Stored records
— start —

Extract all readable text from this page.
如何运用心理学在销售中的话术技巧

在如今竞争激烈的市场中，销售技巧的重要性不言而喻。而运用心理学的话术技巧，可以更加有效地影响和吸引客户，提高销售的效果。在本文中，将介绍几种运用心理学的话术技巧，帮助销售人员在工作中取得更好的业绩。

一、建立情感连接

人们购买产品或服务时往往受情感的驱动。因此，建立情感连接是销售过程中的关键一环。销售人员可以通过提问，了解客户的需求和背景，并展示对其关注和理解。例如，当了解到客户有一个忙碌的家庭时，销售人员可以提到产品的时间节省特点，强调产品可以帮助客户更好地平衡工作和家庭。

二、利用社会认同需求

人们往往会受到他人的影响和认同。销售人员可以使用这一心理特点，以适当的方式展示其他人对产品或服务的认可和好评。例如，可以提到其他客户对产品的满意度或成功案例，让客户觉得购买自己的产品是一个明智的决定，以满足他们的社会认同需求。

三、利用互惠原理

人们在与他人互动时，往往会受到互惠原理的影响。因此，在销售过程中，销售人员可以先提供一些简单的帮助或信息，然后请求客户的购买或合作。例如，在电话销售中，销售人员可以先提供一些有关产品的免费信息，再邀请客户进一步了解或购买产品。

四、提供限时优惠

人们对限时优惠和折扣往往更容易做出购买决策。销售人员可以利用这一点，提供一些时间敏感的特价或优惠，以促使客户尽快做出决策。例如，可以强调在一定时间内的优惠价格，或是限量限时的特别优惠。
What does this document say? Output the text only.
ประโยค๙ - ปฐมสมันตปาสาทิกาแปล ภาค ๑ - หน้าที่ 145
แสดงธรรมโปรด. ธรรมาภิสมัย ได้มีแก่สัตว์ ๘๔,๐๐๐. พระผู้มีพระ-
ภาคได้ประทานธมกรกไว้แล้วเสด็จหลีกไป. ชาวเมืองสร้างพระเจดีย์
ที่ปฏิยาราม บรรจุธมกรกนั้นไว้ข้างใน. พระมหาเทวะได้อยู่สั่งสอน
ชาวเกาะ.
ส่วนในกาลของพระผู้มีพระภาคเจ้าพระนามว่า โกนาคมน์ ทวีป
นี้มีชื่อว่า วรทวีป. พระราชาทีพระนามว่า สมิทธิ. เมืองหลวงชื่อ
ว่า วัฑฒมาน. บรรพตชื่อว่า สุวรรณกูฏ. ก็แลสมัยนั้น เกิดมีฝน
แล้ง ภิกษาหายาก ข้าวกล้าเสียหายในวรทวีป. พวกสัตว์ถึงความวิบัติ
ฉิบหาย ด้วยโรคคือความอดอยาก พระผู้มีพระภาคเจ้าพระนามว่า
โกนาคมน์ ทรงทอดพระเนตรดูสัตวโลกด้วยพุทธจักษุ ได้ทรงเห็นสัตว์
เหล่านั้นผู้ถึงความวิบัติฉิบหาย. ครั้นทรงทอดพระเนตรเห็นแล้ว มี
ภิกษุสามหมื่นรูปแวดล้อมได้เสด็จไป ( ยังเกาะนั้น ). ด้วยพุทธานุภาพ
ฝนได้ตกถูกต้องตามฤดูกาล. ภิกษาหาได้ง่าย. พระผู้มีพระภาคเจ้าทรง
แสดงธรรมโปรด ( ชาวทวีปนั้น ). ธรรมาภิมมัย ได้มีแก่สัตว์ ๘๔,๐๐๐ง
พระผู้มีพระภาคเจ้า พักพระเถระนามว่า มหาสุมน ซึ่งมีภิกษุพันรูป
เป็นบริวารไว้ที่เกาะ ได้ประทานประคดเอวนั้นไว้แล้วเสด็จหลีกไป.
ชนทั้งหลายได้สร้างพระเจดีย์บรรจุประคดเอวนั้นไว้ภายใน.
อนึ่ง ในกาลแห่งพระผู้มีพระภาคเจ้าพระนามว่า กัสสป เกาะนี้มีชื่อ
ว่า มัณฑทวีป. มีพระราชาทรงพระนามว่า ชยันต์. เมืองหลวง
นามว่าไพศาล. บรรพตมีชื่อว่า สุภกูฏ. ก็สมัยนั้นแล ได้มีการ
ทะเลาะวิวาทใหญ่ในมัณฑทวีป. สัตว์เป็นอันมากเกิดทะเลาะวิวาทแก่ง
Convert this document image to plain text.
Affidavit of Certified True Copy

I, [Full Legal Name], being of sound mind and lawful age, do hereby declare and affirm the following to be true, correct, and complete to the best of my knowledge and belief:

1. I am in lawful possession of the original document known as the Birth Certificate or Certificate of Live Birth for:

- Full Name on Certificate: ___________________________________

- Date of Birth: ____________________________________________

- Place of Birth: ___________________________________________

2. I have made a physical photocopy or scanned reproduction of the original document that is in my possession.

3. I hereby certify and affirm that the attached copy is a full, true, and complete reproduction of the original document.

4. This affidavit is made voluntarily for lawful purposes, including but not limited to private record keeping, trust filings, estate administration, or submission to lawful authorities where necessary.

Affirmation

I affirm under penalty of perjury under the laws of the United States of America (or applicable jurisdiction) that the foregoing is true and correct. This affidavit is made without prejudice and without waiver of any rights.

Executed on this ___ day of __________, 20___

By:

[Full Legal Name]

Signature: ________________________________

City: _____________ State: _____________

— end —

Output the complete data exactly as written.

Extract all readable text from this page.
如何运用心理学在销售中的话术技巧

在如今竞争激烈的市场中，销售技巧的重要性不言而喻。而运用心理学的话术技巧，可以更加有效地影响和吸引客户，提高销售的效果。在本文中，将介绍几种运用心理学的话术技巧，帮助销售人员在工作中取得更好的业绩。

一、建立情感连接

人们购买产品或服务时往往受情感的驱动。因此，建立情感连接是销售过程中的关键一环。销售人员可以通过提问，了解客户的需求和背景，并展示对其关注和理解。例如，当了解到客户有一个忙碌的家庭时，销售人员可以提到产品的时间节省特点，强调产品可以帮助客户更好地平衡工作和家庭。

二、利用社会认同需求

人们往往会受到他人的影响和认同。销售人员可以使用这一心理特点，以适当的方式展示其他人对产品或服务的认可和好评。例如，可以提到其他客户对产品的满意度或成功案例，让客户觉得购买自己的产品是一个明智的决定，以满足他们的社会认同需求。

三、利用互惠原理

人们在与他人互动时，往往会受到互惠原理的影响。因此，在销售过程中，销售人员可以先提供一些简单的帮助或信息，然后请求客户的购买或合作。例如，在电话销售中，销售人员可以先提供一些有关产品的免费信息，再邀请客户进一步了解或购买产品。

四、提供限时优惠

人们对限时优惠和折扣往往更容易做出购买决策。销售人员可以利用这一点，提供一些时间敏感的特价或优惠，以促使客户尽快做出决策。例如，可以强调在一定时间内的优惠价格，或是限量限时的特别优惠。
What does this document say? Output the text only.
ประโยค๙ - ปฐมสมันตปาสาทิกาแปล ภาค ๑ - หน้าที่ 145
แสดงธรรมโปรด. ธรรมาภิสมัย ได้มีแก่สัตว์ ๘๔,๐๐๐. พระผู้มีพระ-
ภาคได้ประทานธมกรกไว้แล้วเสด็จหลีกไป. ชาวเมืองสร้างพระเจดีย์
ที่ปฏิยาราม บรรจุธมกรกนั้นไว้ข้างใน. พระมหาเทวะได้อยู่สั่งสอน
ชาวเกาะ.
ส่วนในกาลของพระผู้มีพระภาคเจ้าพระนามว่า โกนาคมน์ ทวีป
นี้มีชื่อว่า วรทวีป. พระราชาทีพระนามว่า สมิทธิ. เมืองหลวงชื่อ
ว่า วัฑฒมาน. บรรพตชื่อว่า สุวรรณกูฏ. ก็แลสมัยนั้น เกิดมีฝน
แล้ง ภิกษาหายาก ข้าวกล้าเสียหายในวรทวีป. พวกสัตว์ถึงความวิบัติ
ฉิบหาย ด้วยโรคคือความอดอยาก พระผู้มีพระภาคเจ้าพระนามว่า
โกนาคมน์ ทรงทอดพระเนตรดูสัตวโลกด้วยพุทธจักษุ ได้ทรงเห็นสัตว์
เหล่านั้นผู้ถึงความวิบัติฉิบหาย. ครั้นทรงทอดพระเนตรเห็นแล้ว มี
ภิกษุสามหมื่นรูปแวดล้อมได้เสด็จไป ( ยังเกาะนั้น ). ด้วยพุทธานุภาพ
ฝนได้ตกถูกต้องตามฤดูกาล. ภิกษาหาได้ง่าย. พระผู้มีพระภาคเจ้าทรง
แสดงธรรมโปรด ( ชาวทวีปนั้น ). ธรรมาภิมมัย ได้มีแก่สัตว์ ๘๔,๐๐๐ง
พระผู้มีพระภาคเจ้า พักพระเถระนามว่า มหาสุมน ซึ่งมีภิกษุพันรูป
เป็นบริวารไว้ที่เกาะ ได้ประทานประคดเอวนั้นไว้แล้วเสด็จหลีกไป.
ชนทั้งหลายได้สร้างพระเจดีย์บรรจุประคดเอวนั้นไว้ภายใน.
อนึ่ง ในกาลแห่งพระผู้มีพระภาคเจ้าพระนามว่า กัสสป เกาะนี้มีชื่อ
ว่า มัณฑทวีป. มีพระราชาทรงพระนามว่า ชยันต์. เมืองหลวง
นามว่าไพศาล. บรรพตมีชื่อว่า สุภกูฏ. ก็สมัยนั้นแล ได้มีการ
ทะเลาะวิวาทใหญ่ในมัณฑทวีป. สัตว์เป็นอันมากเกิดทะเลาะวิวาทแก่ง
Convert this document image to plain text.
Affidavit of Certified True Copy

I, [Full Legal Name], being of sound mind and lawful age, do hereby declare and affirm the following to be true, correct, and complete to the best of my knowledge and belief:

1. I am in lawful possession of the original document known as the Birth Certificate or Certificate of Live Birth for:

- Full Name on Certificate: ___________________________________

- Date of Birth: ____________________________________________

- Place of Birth: ___________________________________________

2. I have made a physical photocopy or scanned reproduction of the original document that is in my possession.

3. I hereby certify and affirm that the attached copy is a full, true, and complete reproduction of the original document.

4. This affidavit is made voluntarily for lawful purposes, including but not limited to private record keeping, trust filings, estate administration, or submission to lawful authorities where necessary.

Affirmation

I affirm under penalty of perjury under the laws of the United States of America (or applicable jurisdiction) that the foregoing is true and correct. This affidavit is made without prejudice and without waiver of any rights.

Executed on this ___ day of __________, 20___

By:

[Full Legal Name]

Signature: ________________________________

City: _____________ State: _____________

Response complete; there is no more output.